Exercise details =
Look through the data below. Pick out the lines holding the string "Desktops".
** BEGIN Extracted data **
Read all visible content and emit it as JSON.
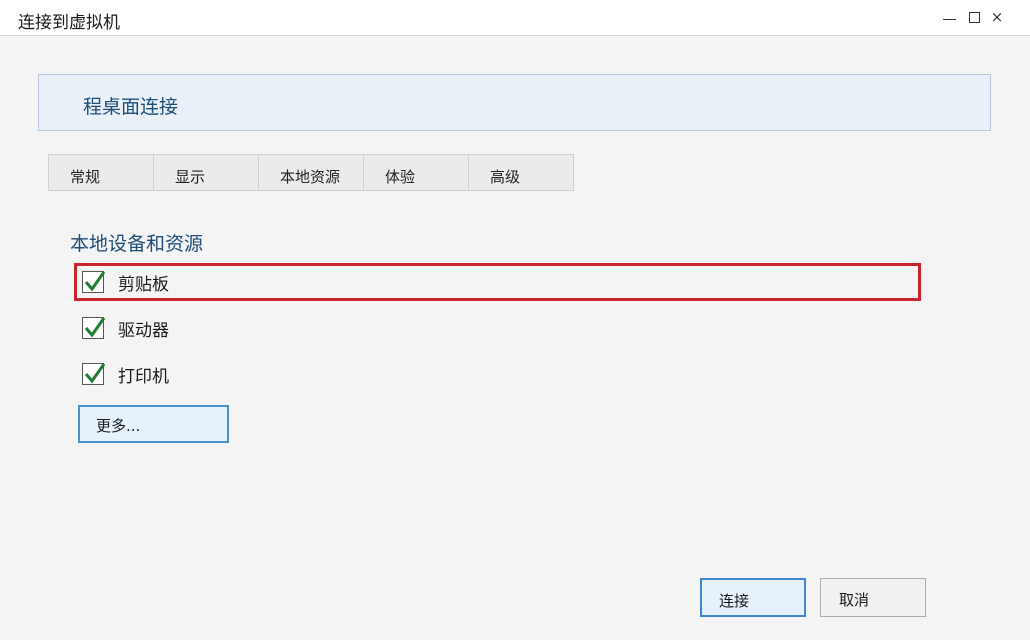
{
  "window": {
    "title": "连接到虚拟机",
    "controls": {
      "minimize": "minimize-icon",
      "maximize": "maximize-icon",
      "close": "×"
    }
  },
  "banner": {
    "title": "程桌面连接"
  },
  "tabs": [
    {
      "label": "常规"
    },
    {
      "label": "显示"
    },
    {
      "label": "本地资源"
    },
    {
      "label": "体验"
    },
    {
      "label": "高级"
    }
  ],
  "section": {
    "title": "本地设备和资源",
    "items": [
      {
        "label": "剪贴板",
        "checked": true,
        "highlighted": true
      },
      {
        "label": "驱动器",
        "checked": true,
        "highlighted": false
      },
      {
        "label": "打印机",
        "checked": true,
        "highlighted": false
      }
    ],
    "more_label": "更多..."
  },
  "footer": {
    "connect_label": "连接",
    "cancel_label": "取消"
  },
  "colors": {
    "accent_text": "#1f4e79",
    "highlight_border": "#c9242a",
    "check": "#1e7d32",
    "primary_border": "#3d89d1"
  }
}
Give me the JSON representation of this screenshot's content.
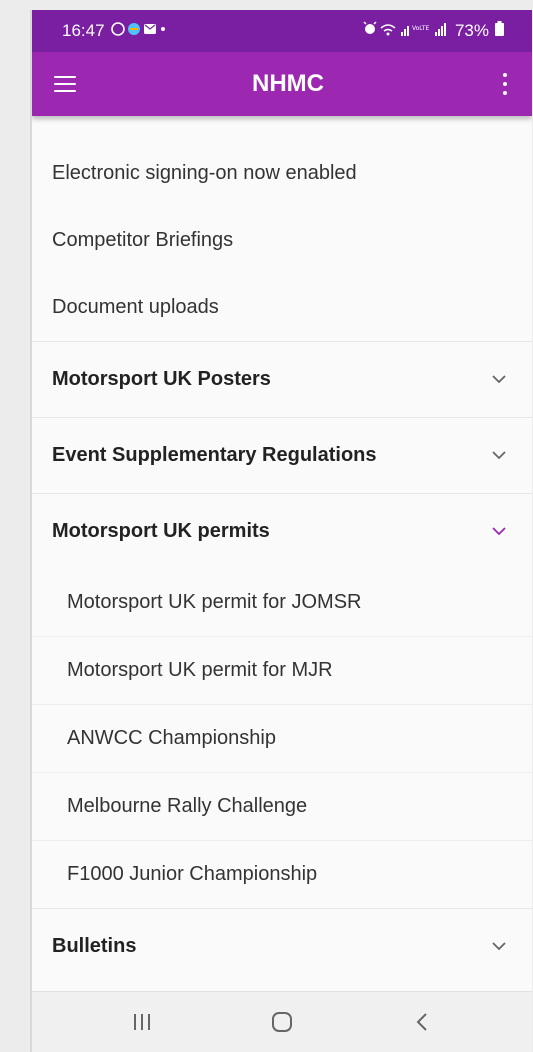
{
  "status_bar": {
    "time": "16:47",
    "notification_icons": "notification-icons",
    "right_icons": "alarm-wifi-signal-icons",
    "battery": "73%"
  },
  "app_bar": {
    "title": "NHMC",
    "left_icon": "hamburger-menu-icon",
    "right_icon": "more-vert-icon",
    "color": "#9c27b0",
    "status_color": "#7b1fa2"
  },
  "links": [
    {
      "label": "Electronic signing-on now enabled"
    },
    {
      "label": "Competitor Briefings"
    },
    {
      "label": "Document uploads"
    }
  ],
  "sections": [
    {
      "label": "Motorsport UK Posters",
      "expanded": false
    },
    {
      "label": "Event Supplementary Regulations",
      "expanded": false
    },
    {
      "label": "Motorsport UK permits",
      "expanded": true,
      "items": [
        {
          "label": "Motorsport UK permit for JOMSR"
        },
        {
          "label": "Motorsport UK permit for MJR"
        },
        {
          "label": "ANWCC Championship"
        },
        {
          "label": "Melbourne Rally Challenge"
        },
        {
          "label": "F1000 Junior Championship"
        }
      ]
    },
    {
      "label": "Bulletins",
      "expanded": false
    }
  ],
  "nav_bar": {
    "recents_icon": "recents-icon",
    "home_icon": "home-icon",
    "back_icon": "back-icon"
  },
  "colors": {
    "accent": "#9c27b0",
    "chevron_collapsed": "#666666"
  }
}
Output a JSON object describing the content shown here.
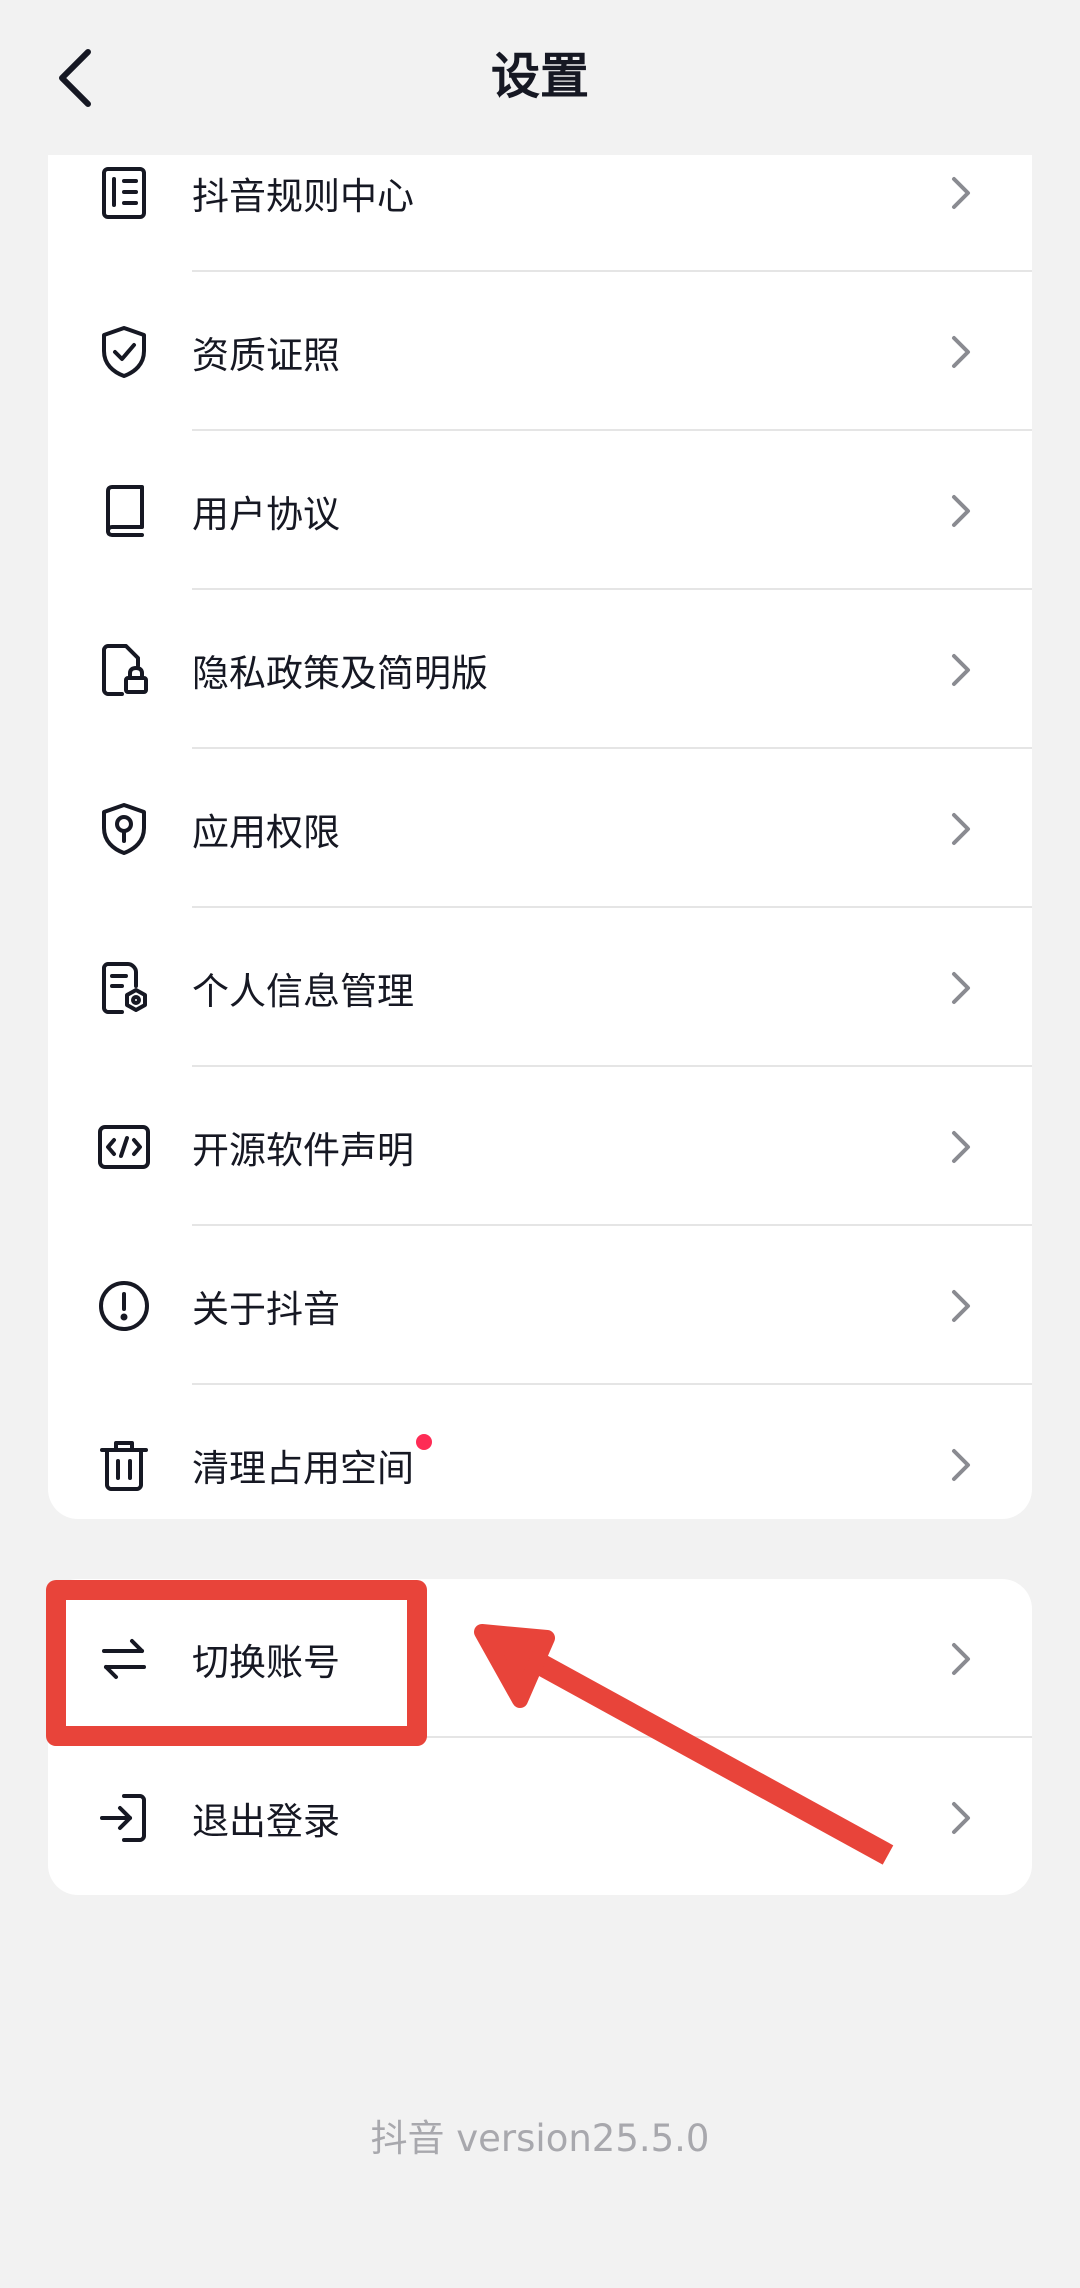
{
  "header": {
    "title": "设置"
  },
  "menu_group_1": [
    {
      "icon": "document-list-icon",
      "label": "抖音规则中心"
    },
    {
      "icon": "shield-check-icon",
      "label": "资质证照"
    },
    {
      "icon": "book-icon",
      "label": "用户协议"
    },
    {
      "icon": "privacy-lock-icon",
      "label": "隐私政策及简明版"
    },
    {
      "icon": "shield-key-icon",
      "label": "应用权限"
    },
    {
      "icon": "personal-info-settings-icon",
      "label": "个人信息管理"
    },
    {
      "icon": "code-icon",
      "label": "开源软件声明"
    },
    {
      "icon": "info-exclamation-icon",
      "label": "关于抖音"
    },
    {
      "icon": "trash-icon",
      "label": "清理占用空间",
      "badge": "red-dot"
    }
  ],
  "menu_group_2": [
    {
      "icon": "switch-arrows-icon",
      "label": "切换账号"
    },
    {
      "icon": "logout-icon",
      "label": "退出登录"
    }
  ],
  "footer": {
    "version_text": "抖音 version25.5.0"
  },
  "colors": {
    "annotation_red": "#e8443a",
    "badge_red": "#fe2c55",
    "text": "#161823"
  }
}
** END Extracted data **
** BEGIN Extracted data **
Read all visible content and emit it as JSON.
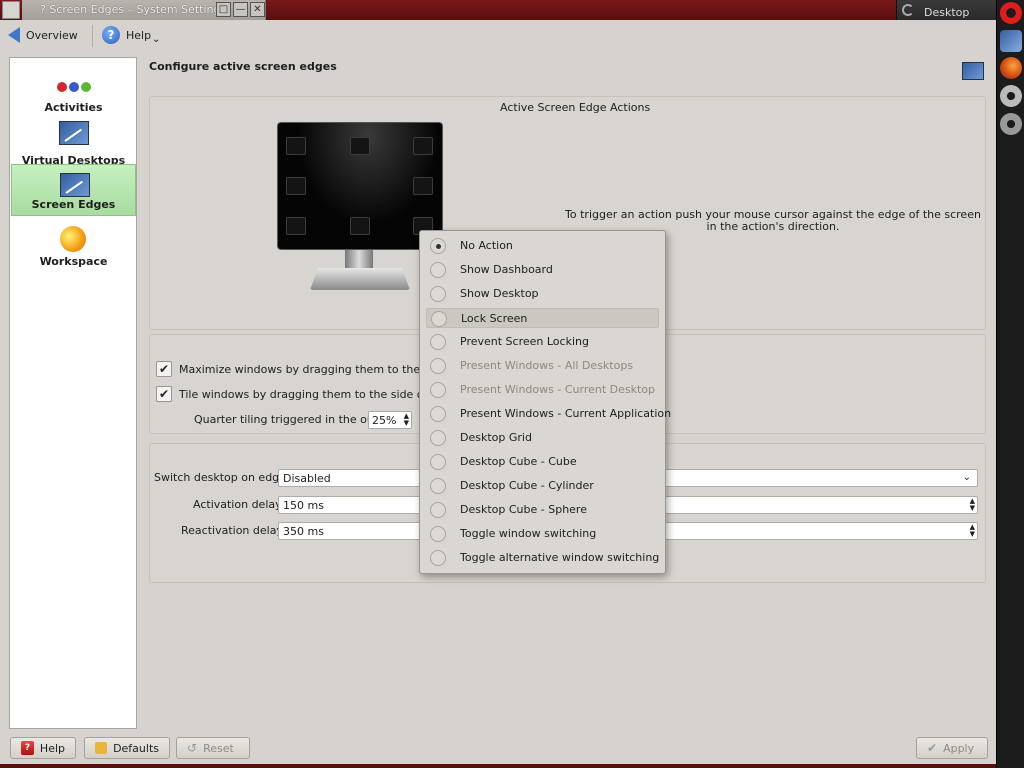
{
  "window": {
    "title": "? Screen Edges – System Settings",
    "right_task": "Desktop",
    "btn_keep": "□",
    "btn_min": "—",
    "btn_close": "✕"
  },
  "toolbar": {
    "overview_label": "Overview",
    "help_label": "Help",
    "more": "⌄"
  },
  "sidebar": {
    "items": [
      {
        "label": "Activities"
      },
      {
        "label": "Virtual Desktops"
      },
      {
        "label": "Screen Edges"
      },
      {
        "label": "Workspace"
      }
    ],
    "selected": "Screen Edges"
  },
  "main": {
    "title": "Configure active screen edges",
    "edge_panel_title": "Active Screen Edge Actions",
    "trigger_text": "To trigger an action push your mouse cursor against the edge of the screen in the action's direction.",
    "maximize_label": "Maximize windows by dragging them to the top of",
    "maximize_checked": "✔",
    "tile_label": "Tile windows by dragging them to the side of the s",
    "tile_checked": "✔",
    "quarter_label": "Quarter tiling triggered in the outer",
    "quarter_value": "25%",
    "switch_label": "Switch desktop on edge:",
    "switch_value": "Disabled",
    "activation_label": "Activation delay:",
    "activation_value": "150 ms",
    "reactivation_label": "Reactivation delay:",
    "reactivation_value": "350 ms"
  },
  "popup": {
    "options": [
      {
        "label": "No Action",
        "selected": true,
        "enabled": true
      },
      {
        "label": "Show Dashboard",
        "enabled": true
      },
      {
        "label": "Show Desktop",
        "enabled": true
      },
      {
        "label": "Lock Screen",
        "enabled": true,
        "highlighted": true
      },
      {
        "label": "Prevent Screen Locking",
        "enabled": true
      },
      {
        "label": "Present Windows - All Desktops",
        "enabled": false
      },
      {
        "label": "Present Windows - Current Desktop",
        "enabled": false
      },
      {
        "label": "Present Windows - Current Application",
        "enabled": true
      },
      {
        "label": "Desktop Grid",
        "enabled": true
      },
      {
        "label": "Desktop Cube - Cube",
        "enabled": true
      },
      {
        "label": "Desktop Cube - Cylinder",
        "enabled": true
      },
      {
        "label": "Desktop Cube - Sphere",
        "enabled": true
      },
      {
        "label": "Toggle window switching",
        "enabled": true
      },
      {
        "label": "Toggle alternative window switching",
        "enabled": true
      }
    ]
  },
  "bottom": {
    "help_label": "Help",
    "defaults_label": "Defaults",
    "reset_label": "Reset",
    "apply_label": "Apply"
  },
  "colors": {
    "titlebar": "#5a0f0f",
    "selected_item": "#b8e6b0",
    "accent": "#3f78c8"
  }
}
** END Extracted data **
Result =
        "label": "Virtual Desktops"
        "label": "Present Windows - All Desktops",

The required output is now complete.